Raw records |
§

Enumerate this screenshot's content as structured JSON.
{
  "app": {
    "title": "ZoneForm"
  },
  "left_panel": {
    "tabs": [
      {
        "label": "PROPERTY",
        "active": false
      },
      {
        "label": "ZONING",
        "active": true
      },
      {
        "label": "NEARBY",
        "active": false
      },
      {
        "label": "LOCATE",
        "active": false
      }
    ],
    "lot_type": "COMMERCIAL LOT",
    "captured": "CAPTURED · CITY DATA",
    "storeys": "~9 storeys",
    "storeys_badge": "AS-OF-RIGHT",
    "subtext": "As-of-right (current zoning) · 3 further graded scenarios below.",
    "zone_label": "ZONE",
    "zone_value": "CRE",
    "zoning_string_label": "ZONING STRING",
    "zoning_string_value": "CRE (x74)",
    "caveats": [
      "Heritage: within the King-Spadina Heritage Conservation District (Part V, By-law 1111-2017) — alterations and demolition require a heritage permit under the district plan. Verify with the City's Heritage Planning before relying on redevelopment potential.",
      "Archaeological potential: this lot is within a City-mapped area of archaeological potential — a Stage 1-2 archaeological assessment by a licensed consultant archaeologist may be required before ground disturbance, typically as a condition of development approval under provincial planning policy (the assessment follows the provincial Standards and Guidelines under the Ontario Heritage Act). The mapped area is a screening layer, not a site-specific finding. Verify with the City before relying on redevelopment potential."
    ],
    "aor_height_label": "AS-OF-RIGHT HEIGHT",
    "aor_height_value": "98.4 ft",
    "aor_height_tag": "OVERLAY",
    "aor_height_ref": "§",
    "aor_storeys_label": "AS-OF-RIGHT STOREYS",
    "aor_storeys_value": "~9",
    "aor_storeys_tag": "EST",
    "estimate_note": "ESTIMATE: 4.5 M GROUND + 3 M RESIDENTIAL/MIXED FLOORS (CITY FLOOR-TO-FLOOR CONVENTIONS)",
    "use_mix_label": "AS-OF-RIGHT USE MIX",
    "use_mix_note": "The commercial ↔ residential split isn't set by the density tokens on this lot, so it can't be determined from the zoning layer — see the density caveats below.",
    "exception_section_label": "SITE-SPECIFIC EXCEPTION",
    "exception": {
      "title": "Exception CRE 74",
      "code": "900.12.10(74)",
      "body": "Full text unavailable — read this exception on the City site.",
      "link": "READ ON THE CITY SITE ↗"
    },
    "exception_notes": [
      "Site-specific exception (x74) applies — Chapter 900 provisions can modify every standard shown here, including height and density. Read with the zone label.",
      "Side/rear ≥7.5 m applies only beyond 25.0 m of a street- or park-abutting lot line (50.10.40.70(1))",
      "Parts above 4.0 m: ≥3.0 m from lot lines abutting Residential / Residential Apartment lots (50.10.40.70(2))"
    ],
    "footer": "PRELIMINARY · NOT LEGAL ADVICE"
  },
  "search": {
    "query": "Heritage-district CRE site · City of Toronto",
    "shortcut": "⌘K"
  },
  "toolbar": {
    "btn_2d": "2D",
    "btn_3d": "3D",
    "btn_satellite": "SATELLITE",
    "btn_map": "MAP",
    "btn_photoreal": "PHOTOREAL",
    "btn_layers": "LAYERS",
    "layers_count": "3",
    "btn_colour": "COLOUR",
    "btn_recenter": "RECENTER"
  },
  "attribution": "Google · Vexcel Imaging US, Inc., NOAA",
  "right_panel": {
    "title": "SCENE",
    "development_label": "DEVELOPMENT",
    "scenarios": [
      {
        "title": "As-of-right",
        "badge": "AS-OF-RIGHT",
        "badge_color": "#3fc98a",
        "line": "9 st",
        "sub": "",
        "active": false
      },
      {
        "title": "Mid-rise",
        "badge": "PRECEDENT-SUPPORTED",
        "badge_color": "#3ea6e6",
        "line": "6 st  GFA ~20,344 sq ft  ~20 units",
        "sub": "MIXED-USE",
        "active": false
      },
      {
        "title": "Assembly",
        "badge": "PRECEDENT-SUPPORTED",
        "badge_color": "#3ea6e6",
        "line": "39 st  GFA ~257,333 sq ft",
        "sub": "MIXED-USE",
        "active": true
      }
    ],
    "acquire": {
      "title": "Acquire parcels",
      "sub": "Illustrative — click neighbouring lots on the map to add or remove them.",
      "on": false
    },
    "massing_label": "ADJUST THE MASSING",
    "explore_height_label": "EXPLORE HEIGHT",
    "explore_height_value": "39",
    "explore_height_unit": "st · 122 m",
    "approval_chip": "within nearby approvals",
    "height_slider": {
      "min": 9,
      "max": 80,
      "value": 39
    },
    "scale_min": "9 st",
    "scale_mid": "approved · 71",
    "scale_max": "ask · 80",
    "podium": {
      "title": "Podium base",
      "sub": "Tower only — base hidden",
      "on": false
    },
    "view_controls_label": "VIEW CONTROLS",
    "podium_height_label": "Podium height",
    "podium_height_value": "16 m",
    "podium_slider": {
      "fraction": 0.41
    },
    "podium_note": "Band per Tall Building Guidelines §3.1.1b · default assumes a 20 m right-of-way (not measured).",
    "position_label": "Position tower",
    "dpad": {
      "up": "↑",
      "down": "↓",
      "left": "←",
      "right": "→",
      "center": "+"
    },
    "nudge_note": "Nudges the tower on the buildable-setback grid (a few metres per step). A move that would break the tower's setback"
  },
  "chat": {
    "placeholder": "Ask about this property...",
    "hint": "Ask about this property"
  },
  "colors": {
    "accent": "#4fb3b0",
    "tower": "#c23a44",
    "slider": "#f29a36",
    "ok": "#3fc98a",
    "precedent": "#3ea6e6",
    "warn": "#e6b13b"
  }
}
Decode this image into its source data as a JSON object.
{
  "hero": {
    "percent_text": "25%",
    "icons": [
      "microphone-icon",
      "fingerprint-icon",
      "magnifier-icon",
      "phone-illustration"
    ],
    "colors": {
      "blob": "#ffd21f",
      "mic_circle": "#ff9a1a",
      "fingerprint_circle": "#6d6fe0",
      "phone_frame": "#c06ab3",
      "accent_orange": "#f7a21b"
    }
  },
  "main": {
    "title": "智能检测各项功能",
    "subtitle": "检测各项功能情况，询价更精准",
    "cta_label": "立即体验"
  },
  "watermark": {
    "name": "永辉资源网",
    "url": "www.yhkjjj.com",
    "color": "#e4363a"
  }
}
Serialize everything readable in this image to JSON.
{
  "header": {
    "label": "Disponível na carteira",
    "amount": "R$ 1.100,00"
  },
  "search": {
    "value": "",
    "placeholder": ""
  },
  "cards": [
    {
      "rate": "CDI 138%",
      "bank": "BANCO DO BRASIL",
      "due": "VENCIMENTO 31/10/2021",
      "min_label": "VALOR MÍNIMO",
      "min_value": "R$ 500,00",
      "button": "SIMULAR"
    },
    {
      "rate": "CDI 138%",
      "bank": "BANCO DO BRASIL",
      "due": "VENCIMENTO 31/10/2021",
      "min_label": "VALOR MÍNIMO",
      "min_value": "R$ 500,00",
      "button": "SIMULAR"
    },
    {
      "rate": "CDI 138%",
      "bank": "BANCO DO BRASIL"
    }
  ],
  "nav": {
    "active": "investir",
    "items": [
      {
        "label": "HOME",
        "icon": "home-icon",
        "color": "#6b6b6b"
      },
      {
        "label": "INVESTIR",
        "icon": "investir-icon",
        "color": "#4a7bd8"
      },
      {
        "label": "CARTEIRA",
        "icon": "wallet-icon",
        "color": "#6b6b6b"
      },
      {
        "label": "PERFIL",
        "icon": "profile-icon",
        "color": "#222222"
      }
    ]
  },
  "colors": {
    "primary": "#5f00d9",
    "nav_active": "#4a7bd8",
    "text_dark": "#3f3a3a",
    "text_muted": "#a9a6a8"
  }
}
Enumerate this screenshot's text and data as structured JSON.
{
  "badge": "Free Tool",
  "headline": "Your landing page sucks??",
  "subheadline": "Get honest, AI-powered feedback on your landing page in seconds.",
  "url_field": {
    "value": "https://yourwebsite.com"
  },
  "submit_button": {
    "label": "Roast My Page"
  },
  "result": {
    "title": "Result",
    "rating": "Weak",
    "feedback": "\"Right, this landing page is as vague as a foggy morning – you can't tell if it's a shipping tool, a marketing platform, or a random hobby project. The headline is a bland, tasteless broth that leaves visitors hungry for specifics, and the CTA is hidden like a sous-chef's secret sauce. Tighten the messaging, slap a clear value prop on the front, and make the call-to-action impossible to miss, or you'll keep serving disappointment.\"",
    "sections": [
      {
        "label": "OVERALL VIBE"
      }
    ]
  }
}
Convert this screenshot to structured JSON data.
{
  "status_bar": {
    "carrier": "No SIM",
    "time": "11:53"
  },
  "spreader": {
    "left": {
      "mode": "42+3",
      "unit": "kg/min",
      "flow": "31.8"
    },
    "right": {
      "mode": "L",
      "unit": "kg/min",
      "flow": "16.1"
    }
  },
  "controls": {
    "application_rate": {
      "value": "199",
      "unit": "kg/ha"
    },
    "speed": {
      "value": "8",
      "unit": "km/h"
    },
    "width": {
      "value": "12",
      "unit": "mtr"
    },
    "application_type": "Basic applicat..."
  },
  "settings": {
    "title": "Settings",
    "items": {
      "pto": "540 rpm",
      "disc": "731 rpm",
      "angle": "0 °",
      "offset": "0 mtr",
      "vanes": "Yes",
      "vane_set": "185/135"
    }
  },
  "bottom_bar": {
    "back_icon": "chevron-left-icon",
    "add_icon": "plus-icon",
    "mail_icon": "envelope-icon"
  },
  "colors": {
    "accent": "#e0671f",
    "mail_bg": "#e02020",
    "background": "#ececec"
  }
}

§

Exercise aim |
Identify the lines that hold the word "before". Copy every one of them.

Exercise solution |
      "Heritage: within the King-Spadina Heritage Conservation District (Part V, By-law 1111-2017) — alterations and demolition require a heritage permit under the district plan. Verify with the City's Heritage Planning before relying on redevelopment potential.",
      "Archaeological potential: this lot is within a City-mapped area of archaeological potential — a Stage 1-2 archaeological assessment by a licensed consultant archaeologist may be required before ground disturbance, typically as a condition of development approval under provincial planning policy (the assessment follows the provincial Standards and Guidelines under the Ontario Heritage Act). The mapped area is a screening layer, not a site-specific finding. Verify with the City before relying on redevelopment potential."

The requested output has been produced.